- **WHAT YOU NEED TO DO**:
Transcribe every entry word for word. Skip the pictures.

^^^^

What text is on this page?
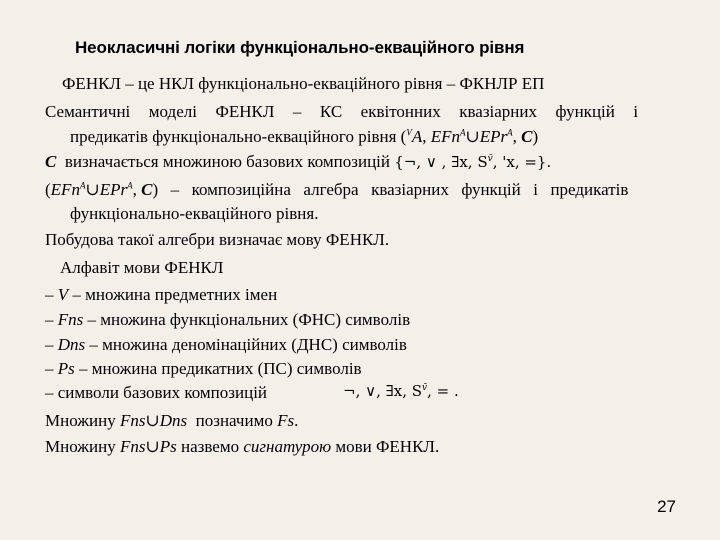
Неокласичні логіки функціонально-екваційного рівня
ФЕНКЛ – це НКЛ функціонально-екваційного рівня – ФКНЛР ЕП
Семантичні  моделі  ФЕНКЛ  –  КС  еквітонних  квазіарних  функцій  і
предикатів функціонально-екваційного рівня ($^V$A, EFn$^A$∪EPr$^A$, C)
C  визначається множиною базових композицій {¬, ∨ , ∃x, $S^{v̄}$, 'x, =}.
(EFn$^A$∪EPr$^A$, C)  –  композиційна  алгебра  квазіарних  функцій  і  предикатів
функціонально-екваційного рівня.
Побудова такої алгебри визначає мову ФЕНКЛ.
Алфавіт мови ФЕНКЛ
– V – множина предметних імен
– Fns – множина функціональних (ФНС) символів
– Dns – множина деномінаційних (ДНС) символів
– Ps – множина предикатних (ПС) символів
– символи базових композицій	¬, ∨, ∃x, $S^{v̄}$, = .
Множину Fns∪Dns  позначимо Fs.
Множину Fns∪Ps назвемо сигнатурою мови ФЕНКЛ.
27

^^^^

- **EXERCISE RESPONSE**:
What text is on this page?
Неокласичні логіки функціонально-екваційного рівня
ФЕНКЛ – це НКЛ функціонально-екваційного рівня – ФКНЛР ЕП
Семантичні  моделі  ФЕНКЛ  –  КС  еквітонних  квазіарних  функцій  і
предикатів функціонально-екваційного рівня ($^V$A, EFn$^A$∪EPr$^A$, C)
C  визначається множиною базових композицій {¬, ∨ , ∃x, $S^{v̄}$, 'x, =}.
(EFn$^A$∪EPr$^A$, C)  –  композиційна  алгебра  квазіарних  функцій  і  предикатів
функціонально-екваційного рівня.
Побудова такої алгебри визначає мову ФЕНКЛ.
Алфавіт мови ФЕНКЛ
– V – множина предметних імен
– Fns – множина функціональних (ФНС) символів
– Dns – множина деномінаційних (ДНС) символів
– Ps – множина предикатних (ПС) символів
– символи базових композицій	¬, ∨, ∃x, $S^{v̄}$, = .
Множину Fns∪Dns  позначимо Fs.
Множину Fns∪Ps назвемо сигнатурою мови ФЕНКЛ.
27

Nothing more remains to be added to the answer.